* [Aim of the task]: Begin at the line containing "Enumerate this screenshot's" and copy exactly through the last line of the listing, skipping every picture.

* [Collected data]:

::::::

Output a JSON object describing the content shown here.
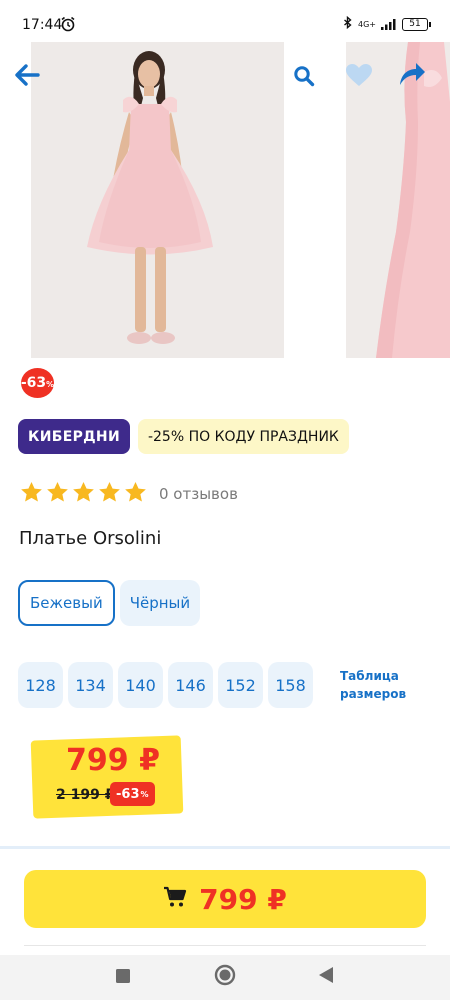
{
  "status_bar": {
    "time": "17:44",
    "network": "4G+",
    "battery": "51"
  },
  "toolbar": {
    "back_icon": "arrow-left-icon",
    "search_icon": "search-icon",
    "favorite_icon": "heart-icon",
    "share_icon": "share-icon"
  },
  "product": {
    "discount_badge": "-63",
    "discount_badge_pct": "%",
    "promo_brand": "КИБЕРДНИ",
    "promo_code": "-25% ПО КОДУ ПРАЗДНИК",
    "rating_stars": 5,
    "reviews": "0 отзывов",
    "title": "Платье Orsolini",
    "colors": [
      "Бежевый",
      "Чёрный"
    ],
    "selected_color": "Бежевый",
    "sizes": [
      "128",
      "134",
      "140",
      "146",
      "152",
      "158"
    ],
    "size_table_label": "Таблица размеров",
    "price": "799 ₽",
    "old_price": "2 199 ₽",
    "price_discount": "-63",
    "price_discount_pct": "%"
  },
  "buy_button": {
    "icon": "cart-icon",
    "price": "799 ₽"
  },
  "colors": {
    "accent_blue": "#1771c7",
    "sale_red": "#ef3124",
    "promo_purple": "#3e2a8b",
    "price_yellow": "#ffe33a",
    "star_yellow": "#f8b820"
  }
}
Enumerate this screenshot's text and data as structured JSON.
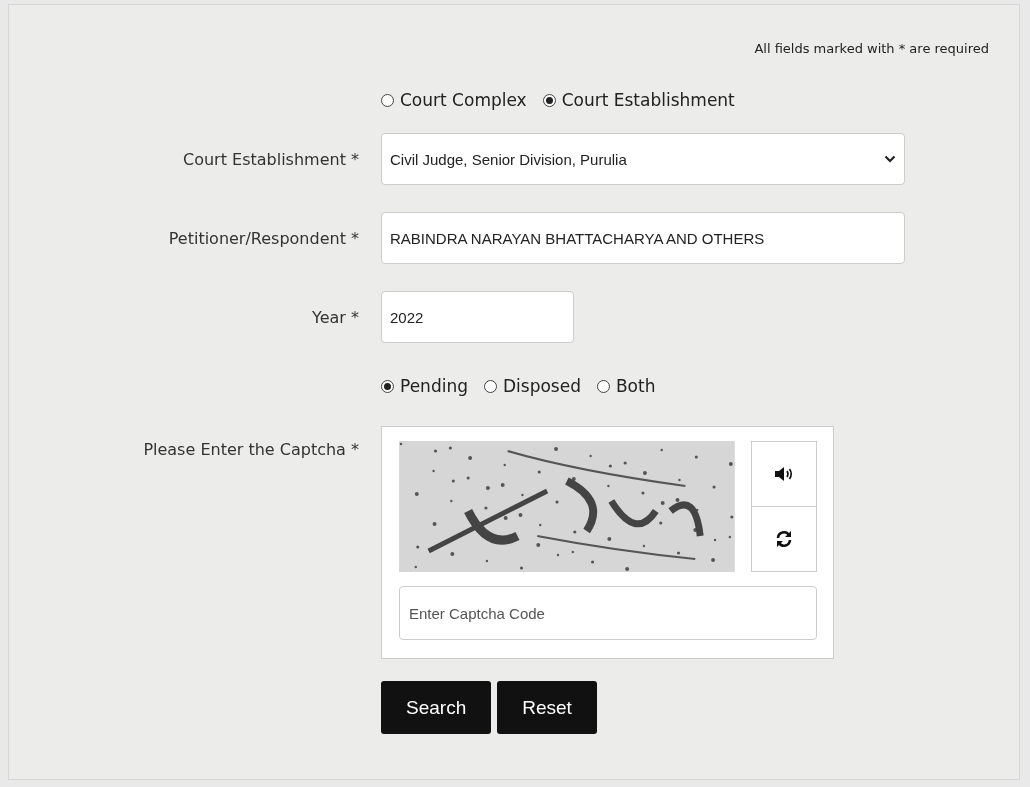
{
  "required_note": "All fields marked with * are required",
  "search_type": [
    {
      "label": "Court Complex",
      "selected": false
    },
    {
      "label": "Court Establishment",
      "selected": true
    }
  ],
  "court_establishment": {
    "label": "Court Establishment *",
    "value": "Civil Judge, Senior Division, Purulia"
  },
  "petitioner_respondent": {
    "label": "Petitioner/Respondent *",
    "value": "RABINDRA NARAYAN BHATTACHARYA  AND OTHERS"
  },
  "year": {
    "label": "Year *",
    "value": "2022"
  },
  "case_status": [
    {
      "label": "Pending",
      "selected": true
    },
    {
      "label": "Disposed",
      "selected": false
    },
    {
      "label": "Both",
      "selected": false
    }
  ],
  "captcha": {
    "label": "Please Enter the Captcha *",
    "placeholder": "Enter Captcha Code"
  },
  "buttons": [
    "Search",
    "Reset"
  ]
}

::::::

* [Result for this exercise]:
Enumerate this screenshot's text and data as structured JSON.
{
  "required_note": "All fields marked with * are required",
  "search_type": [
    {
      "label": "Court Complex",
      "selected": false
    },
    {
      "label": "Court Establishment",
      "selected": true
    }
  ],
  "court_establishment": {
    "label": "Court Establishment *",
    "value": "Civil Judge, Senior Division, Purulia"
  },
  "petitioner_respondent": {
    "label": "Petitioner/Respondent *",
    "value": "RABINDRA NARAYAN BHATTACHARYA  AND OTHERS"
  },
  "year": {
    "label": "Year *",
    "value": "2022"
  },
  "case_status": [
    {
      "label": "Pending",
      "selected": true
    },
    {
      "label": "Disposed",
      "selected": false
    },
    {
      "label": "Both",
      "selected": false
    }
  ],
  "captcha": {
    "label": "Please Enter the Captcha *",
    "placeholder": "Enter Captcha Code"
  },
  "buttons": [
    "Search",
    "Reset"
  ]
}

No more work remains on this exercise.